_WRITTEN EXERCISE_
Each line containing the word "detached" must be collected.

Records that describe figures
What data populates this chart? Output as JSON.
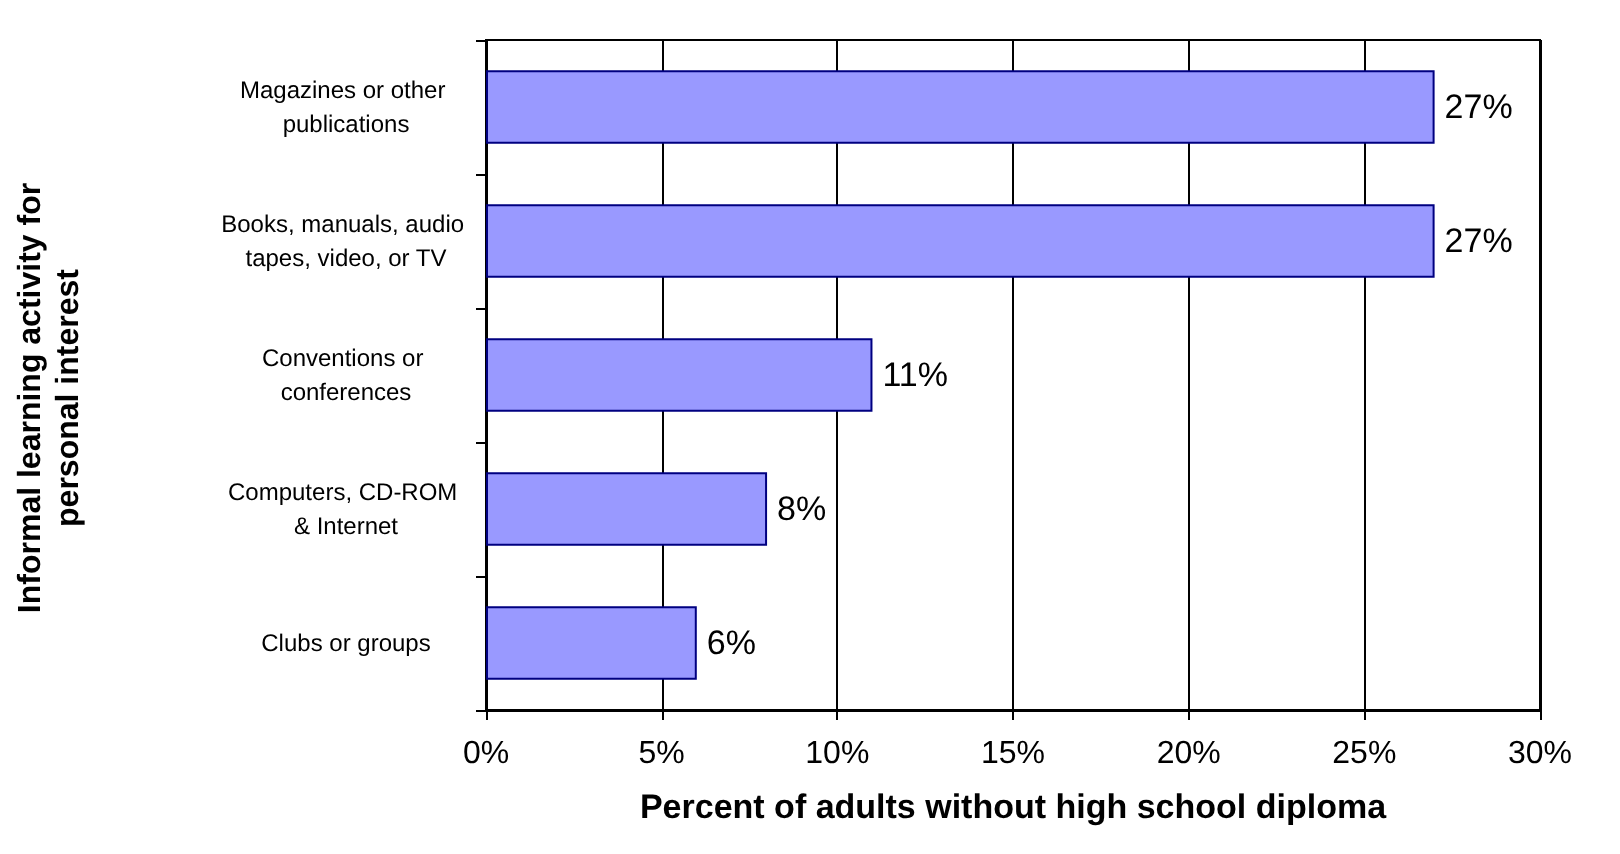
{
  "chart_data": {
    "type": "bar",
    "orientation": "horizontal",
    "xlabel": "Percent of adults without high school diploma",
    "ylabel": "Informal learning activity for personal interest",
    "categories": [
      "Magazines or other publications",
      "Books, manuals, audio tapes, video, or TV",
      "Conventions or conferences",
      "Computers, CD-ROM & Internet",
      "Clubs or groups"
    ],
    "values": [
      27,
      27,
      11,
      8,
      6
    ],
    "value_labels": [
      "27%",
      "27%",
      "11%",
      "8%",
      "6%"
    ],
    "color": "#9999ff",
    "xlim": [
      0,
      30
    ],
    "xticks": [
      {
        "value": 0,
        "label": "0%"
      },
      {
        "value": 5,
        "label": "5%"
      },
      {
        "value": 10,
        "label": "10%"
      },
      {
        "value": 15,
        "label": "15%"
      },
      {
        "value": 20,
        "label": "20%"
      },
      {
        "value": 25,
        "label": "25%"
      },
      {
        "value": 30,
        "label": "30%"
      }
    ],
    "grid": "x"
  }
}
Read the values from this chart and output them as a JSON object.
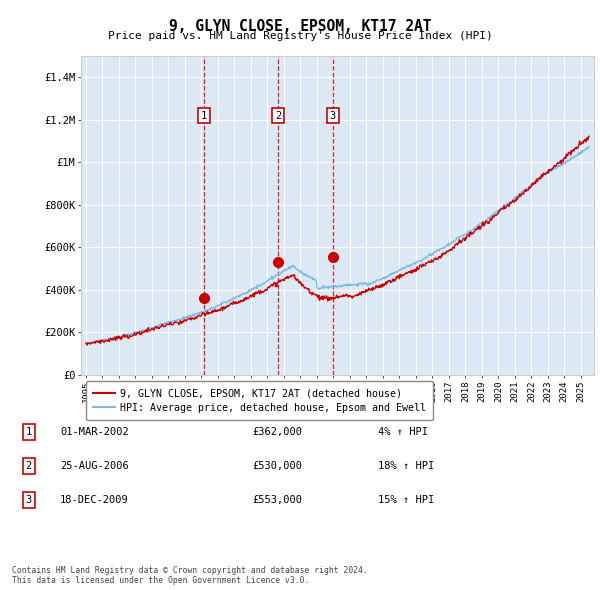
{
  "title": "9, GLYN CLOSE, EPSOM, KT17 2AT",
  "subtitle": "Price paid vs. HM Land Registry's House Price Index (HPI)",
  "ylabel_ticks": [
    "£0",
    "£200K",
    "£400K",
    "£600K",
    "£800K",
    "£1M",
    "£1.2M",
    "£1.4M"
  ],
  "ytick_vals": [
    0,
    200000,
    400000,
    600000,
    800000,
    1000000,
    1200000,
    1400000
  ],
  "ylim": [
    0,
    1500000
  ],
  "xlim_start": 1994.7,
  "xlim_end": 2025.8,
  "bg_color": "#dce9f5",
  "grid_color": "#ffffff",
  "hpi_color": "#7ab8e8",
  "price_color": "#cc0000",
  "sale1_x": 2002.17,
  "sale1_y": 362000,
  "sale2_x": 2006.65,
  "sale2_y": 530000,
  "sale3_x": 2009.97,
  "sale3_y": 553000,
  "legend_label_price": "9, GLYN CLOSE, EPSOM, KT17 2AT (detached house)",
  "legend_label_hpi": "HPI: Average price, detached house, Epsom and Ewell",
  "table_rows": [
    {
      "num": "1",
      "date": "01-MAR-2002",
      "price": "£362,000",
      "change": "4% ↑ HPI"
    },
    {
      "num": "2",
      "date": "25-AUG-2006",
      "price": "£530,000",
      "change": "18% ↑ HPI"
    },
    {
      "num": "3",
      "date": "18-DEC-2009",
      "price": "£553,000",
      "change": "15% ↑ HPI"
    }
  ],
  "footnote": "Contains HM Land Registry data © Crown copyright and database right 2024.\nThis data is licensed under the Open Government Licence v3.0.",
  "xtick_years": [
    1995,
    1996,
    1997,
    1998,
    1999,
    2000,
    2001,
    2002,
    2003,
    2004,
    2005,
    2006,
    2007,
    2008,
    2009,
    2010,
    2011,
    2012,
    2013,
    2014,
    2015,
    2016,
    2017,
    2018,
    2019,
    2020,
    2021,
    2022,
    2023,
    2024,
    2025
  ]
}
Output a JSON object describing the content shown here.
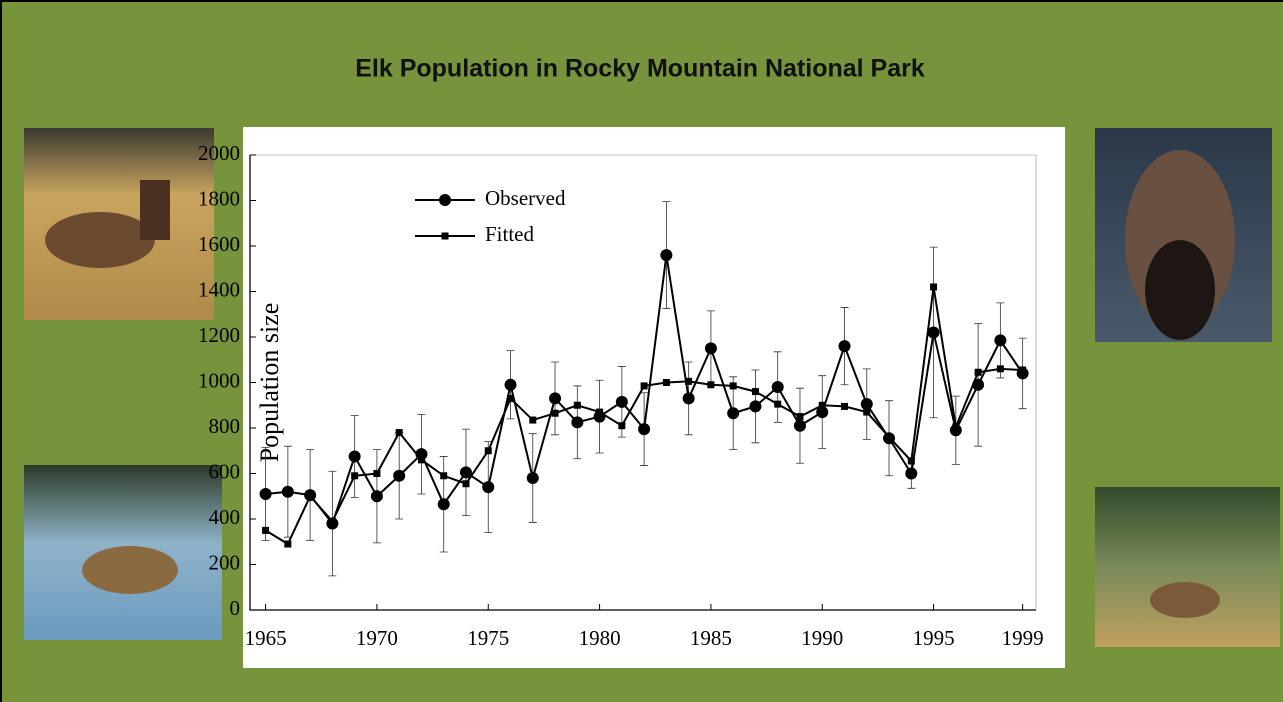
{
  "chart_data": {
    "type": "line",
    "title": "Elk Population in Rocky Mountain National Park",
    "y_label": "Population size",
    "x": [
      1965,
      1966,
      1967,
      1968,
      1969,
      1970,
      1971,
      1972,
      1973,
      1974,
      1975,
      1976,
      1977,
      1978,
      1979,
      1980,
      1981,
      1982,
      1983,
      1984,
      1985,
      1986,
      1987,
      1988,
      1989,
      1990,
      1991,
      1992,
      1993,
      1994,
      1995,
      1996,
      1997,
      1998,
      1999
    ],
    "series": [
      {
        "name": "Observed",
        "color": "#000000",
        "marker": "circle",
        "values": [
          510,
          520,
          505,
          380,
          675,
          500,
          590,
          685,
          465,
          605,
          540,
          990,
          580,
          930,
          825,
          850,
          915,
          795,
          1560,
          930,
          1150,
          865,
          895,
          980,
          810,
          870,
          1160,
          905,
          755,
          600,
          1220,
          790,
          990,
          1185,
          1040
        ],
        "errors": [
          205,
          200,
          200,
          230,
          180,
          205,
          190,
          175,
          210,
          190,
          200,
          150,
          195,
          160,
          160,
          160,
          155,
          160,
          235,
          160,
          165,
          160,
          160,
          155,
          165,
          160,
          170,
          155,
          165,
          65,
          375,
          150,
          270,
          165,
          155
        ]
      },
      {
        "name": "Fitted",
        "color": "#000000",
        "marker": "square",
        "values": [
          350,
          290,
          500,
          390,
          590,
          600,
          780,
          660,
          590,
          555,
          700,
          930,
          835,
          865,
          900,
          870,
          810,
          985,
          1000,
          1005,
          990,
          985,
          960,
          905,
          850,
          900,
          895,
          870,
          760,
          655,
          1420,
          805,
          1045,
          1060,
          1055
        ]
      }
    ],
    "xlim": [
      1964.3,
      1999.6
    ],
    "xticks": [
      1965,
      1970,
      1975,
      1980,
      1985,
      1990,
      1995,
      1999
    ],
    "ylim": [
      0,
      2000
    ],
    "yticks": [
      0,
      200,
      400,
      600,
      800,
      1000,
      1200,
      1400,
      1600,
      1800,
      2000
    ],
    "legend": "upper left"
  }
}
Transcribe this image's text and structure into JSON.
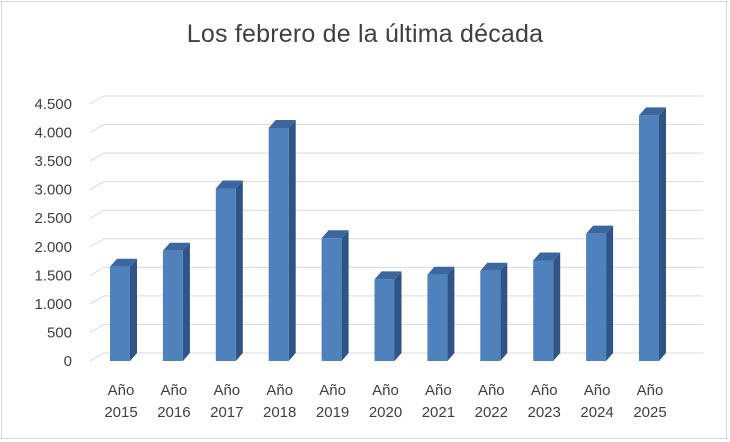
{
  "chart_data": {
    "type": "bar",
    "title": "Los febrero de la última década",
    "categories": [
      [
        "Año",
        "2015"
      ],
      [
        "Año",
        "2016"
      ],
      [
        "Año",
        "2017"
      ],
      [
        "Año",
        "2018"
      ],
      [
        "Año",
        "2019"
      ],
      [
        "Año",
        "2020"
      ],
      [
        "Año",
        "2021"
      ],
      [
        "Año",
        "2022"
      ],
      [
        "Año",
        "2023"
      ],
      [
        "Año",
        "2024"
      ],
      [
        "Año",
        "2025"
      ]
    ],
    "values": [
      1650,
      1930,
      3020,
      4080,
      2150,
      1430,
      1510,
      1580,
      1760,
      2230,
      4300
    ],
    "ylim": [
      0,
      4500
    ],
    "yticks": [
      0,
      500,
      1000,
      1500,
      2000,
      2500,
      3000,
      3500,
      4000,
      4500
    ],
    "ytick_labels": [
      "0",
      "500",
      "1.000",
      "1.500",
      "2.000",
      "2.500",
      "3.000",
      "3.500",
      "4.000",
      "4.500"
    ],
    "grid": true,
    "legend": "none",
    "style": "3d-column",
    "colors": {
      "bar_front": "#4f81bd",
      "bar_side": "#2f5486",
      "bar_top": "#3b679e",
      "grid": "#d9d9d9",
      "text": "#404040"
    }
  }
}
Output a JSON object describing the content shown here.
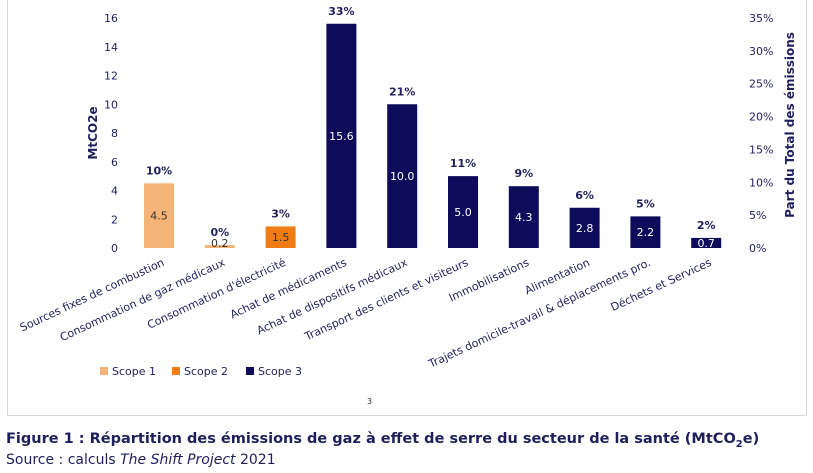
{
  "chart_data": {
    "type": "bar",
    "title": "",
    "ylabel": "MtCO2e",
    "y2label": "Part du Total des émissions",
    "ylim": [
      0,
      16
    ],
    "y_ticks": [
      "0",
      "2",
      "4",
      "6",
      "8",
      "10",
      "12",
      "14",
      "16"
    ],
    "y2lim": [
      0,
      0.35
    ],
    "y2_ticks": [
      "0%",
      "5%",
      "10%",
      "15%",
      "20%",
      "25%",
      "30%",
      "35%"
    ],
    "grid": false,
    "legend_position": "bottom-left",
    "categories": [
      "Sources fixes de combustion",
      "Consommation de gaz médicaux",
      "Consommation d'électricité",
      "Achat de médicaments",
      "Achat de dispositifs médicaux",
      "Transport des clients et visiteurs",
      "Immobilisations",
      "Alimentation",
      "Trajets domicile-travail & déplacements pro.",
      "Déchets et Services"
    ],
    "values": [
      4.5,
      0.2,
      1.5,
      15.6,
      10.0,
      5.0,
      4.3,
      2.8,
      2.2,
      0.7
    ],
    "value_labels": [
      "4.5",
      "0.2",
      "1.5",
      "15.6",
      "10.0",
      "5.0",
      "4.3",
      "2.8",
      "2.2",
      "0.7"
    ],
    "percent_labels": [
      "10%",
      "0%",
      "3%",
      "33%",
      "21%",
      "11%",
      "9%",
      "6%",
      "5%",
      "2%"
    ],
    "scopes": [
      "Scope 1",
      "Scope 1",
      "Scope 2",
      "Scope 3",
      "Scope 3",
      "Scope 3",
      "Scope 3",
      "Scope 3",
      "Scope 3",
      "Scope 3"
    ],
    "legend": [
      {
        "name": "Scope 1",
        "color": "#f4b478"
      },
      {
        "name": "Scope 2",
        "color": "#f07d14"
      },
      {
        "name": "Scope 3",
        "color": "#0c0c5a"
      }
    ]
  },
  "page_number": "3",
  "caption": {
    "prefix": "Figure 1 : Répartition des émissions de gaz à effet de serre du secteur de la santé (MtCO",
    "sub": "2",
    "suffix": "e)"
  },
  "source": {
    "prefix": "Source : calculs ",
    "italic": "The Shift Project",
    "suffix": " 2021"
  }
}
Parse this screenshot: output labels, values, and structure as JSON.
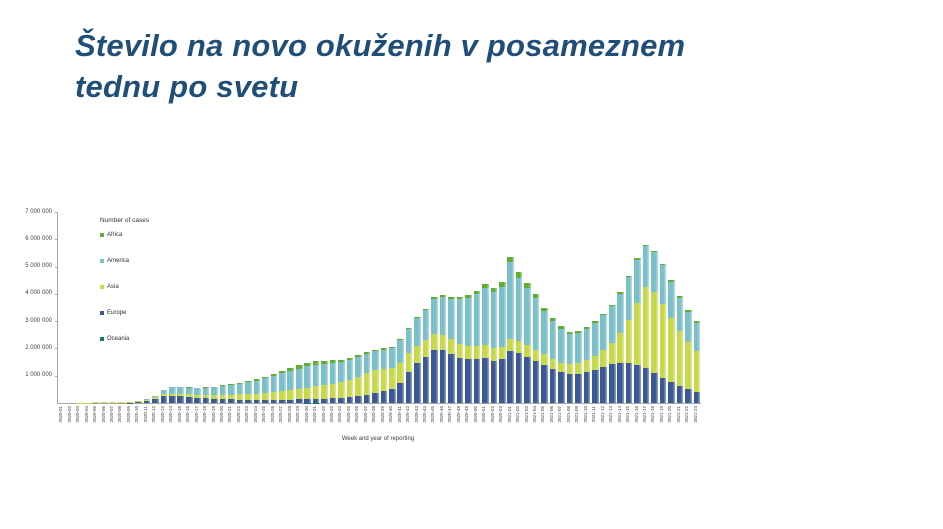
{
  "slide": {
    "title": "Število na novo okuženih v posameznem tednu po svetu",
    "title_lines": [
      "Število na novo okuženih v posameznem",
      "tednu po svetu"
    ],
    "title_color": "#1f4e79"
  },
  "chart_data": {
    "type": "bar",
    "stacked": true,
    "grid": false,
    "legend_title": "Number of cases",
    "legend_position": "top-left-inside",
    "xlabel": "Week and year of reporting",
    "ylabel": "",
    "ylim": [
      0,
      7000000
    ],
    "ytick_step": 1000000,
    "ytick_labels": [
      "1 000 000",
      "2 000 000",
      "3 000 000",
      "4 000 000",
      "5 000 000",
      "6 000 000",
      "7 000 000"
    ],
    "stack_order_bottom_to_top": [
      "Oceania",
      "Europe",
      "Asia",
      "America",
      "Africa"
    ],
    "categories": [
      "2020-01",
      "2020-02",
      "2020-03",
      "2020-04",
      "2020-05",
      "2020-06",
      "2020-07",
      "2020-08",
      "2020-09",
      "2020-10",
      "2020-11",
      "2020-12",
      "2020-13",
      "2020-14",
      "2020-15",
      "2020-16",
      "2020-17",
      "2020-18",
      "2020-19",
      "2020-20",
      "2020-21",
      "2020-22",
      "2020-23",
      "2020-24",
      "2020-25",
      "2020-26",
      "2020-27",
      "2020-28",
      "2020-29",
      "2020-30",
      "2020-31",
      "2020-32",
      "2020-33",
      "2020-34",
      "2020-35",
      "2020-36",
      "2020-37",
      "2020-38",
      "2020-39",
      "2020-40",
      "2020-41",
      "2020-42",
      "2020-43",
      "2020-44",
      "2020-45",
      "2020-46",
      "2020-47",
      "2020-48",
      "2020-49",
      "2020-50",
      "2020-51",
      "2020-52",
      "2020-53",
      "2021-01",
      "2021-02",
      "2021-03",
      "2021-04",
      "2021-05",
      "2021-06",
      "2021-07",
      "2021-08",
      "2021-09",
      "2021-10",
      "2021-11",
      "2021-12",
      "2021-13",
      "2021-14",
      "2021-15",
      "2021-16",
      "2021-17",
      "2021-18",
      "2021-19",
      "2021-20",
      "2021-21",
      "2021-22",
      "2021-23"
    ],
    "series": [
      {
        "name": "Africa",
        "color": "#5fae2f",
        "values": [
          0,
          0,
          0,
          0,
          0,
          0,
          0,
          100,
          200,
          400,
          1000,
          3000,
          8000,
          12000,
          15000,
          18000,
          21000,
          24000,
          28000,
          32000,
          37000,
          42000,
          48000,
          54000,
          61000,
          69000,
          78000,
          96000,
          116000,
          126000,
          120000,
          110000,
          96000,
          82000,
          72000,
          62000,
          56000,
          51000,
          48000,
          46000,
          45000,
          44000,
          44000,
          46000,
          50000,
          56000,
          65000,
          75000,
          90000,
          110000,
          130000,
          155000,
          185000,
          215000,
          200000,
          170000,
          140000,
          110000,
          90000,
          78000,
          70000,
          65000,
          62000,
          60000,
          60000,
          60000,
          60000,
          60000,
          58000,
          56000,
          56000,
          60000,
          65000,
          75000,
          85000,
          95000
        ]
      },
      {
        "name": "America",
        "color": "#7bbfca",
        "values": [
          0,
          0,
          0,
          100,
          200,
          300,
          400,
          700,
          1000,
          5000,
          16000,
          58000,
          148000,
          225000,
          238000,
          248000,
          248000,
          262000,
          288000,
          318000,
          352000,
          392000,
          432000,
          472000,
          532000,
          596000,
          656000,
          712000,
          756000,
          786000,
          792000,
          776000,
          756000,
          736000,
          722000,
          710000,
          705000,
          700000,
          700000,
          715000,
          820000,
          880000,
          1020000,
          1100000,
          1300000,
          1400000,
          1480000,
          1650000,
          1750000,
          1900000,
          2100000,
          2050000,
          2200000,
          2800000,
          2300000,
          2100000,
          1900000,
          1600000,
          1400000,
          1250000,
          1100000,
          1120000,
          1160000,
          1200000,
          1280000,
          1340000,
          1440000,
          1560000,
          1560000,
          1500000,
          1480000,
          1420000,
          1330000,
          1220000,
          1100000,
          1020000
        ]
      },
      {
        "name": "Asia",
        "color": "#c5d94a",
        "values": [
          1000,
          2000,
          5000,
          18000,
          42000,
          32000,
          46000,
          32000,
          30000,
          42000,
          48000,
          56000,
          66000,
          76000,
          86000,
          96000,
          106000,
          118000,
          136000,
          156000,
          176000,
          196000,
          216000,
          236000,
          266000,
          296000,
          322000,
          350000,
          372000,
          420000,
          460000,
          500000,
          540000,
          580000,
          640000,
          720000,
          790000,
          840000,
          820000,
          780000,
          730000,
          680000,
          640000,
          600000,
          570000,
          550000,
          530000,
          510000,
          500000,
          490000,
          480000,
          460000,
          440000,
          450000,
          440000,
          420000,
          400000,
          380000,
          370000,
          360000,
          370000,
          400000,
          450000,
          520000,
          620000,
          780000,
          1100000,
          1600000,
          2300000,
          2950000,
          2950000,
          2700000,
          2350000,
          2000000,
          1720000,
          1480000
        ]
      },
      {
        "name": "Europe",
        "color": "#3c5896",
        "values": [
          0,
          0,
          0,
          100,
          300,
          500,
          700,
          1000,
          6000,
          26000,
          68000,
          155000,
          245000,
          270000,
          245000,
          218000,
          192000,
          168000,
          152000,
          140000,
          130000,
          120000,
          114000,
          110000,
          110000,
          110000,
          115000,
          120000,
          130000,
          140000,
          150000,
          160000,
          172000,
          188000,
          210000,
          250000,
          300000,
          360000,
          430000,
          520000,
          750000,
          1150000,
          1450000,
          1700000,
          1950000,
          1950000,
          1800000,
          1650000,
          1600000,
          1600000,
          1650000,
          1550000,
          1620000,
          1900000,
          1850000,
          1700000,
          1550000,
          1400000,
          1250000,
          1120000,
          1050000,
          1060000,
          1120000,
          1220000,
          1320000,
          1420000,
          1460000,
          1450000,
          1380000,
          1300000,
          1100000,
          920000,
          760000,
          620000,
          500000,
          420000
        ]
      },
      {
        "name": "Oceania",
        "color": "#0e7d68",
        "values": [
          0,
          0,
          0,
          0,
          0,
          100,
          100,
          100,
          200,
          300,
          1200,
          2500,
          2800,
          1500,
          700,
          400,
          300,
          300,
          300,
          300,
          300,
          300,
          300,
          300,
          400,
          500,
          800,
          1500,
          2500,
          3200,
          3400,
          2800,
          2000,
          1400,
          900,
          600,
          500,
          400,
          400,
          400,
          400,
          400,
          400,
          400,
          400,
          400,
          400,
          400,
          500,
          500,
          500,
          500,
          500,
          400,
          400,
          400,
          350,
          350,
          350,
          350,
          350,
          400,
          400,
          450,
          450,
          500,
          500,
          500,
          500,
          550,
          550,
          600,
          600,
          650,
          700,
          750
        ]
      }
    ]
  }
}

_REPLY TO THE EXERCISE_
  "legend_label_price": "9, GLYN CLOSE, EPSOM, KT17 2AT (detached house)",
  "legend_label_hpi": "HPI: Average price, detached house, Epsom and Ewell",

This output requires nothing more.